(EXERCISE DIRECTIONS) Copy every line of the data that includes the string "vivienda".

────────────────

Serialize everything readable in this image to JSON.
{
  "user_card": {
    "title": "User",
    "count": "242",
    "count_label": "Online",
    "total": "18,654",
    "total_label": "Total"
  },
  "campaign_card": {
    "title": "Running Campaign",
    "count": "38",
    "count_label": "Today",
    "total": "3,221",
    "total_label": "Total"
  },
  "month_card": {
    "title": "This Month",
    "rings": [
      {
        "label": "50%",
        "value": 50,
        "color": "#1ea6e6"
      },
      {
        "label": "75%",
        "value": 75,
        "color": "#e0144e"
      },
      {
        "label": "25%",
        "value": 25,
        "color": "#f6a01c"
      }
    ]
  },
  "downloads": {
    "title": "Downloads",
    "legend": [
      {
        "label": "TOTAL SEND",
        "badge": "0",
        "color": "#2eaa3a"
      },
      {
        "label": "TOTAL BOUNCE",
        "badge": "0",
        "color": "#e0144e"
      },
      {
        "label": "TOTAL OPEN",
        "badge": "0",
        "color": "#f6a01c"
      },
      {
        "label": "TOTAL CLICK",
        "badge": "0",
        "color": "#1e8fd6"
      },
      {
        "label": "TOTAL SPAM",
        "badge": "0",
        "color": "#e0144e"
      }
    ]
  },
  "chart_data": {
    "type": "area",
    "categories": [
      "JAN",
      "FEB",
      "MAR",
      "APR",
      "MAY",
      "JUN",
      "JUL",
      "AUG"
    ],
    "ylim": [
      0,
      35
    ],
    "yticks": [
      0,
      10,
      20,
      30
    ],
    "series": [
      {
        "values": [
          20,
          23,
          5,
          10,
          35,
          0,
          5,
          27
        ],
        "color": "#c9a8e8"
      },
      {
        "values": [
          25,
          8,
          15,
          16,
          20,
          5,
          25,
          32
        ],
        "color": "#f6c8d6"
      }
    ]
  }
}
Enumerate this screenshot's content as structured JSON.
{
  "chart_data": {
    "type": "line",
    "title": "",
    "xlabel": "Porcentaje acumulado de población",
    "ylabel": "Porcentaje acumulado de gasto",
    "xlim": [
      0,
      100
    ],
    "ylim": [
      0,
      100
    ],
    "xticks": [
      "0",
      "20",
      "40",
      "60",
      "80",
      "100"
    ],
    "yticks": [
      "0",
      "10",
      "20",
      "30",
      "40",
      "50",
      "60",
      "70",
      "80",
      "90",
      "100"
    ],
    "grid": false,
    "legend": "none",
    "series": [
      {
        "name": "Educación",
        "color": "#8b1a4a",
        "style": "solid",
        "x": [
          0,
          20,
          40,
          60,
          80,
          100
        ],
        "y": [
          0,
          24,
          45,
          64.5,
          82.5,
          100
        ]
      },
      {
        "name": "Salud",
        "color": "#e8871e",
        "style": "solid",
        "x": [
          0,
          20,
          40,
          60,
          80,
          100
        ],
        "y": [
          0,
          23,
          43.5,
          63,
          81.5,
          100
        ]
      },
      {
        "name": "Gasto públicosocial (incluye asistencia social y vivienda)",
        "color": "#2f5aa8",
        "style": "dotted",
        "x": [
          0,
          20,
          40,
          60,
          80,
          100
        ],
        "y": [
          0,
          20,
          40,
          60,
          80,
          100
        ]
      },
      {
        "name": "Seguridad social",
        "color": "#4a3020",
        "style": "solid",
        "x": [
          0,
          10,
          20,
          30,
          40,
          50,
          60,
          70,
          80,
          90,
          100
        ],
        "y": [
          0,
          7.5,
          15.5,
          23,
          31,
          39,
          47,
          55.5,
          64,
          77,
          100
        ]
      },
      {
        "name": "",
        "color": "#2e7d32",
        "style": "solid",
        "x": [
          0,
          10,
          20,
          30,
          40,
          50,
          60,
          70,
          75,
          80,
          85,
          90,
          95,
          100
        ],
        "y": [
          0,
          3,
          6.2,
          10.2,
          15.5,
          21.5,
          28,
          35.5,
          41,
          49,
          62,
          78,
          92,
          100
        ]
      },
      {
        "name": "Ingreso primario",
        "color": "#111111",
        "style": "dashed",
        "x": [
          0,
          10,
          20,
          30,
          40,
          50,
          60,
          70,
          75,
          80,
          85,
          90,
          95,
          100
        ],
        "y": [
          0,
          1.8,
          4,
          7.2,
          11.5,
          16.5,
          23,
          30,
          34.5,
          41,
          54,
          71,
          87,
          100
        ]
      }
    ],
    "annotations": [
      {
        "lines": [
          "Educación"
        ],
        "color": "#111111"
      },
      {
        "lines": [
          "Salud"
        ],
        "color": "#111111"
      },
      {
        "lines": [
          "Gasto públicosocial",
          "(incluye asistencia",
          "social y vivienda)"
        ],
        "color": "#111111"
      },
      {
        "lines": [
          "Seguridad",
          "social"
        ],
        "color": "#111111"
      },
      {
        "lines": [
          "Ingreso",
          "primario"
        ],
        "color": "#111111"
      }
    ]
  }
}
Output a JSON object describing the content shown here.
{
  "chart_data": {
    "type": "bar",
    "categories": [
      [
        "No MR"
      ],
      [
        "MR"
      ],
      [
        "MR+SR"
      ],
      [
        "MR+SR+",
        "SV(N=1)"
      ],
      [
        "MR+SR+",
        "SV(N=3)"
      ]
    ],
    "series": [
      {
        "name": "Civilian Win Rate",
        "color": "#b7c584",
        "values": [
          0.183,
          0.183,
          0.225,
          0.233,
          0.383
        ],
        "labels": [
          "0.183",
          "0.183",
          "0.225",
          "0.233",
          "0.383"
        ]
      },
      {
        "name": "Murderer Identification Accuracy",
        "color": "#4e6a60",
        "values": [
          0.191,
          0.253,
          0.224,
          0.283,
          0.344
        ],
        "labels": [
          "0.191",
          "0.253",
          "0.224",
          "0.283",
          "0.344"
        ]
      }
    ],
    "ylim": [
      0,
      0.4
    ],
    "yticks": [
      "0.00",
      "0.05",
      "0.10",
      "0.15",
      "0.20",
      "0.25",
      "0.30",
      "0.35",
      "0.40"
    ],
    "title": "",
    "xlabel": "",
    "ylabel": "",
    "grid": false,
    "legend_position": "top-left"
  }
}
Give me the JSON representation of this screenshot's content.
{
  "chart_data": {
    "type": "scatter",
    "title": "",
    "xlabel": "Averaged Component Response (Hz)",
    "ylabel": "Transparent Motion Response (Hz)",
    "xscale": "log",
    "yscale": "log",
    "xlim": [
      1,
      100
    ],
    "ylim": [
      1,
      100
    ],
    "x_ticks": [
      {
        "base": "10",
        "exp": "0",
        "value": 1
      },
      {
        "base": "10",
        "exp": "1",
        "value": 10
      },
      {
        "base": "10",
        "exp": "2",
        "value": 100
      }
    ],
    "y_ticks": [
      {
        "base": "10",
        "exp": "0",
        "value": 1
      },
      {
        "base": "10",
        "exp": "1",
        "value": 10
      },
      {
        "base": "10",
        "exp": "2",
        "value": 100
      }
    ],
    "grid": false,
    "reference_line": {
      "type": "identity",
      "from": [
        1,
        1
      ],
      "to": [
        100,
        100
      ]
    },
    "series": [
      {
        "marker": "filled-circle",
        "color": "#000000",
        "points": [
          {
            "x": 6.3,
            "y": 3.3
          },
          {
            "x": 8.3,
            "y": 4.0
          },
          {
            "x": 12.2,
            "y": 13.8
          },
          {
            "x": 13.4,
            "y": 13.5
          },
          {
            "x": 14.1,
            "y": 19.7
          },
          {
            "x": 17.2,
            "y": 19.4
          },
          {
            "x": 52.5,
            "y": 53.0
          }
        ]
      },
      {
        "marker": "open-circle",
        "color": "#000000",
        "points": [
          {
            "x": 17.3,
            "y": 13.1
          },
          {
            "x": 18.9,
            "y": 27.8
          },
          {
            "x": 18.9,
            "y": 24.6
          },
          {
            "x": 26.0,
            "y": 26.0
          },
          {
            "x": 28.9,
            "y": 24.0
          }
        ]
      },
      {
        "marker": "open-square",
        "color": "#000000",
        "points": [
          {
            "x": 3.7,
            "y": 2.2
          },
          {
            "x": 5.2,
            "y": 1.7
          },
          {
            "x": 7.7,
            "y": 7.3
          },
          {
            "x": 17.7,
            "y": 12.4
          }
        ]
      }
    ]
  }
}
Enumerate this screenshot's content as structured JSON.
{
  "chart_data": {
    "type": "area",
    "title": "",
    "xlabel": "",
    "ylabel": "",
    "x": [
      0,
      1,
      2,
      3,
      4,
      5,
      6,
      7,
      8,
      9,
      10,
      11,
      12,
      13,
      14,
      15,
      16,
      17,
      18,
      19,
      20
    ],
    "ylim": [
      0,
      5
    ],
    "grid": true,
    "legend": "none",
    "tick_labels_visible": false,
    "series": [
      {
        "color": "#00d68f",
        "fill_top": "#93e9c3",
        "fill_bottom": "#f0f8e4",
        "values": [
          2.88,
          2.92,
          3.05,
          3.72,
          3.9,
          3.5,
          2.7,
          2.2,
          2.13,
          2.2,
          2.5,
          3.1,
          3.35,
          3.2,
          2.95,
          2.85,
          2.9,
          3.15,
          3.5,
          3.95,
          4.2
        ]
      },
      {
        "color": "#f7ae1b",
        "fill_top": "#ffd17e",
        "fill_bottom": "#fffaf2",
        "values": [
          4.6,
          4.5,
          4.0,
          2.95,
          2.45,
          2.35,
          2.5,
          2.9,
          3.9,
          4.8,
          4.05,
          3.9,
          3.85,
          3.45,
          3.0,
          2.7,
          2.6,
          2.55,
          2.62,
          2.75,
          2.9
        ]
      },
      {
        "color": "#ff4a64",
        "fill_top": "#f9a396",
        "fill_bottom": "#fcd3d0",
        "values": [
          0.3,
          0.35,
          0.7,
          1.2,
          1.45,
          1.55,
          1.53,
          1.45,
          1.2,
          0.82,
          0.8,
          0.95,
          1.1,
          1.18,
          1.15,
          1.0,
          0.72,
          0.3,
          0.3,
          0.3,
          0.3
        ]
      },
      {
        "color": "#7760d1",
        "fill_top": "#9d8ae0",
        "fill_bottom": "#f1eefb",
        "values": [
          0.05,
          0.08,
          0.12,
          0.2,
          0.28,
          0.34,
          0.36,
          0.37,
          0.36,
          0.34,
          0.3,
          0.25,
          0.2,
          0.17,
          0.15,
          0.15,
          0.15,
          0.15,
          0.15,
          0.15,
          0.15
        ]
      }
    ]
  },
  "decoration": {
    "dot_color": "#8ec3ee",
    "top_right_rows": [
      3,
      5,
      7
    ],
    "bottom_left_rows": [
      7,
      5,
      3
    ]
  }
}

────────────────

(RESPONSE TO THE TASK)
        "name": "Gasto públicosocial (incluye asistencia social y vivienda)",
          "social y vivienda)"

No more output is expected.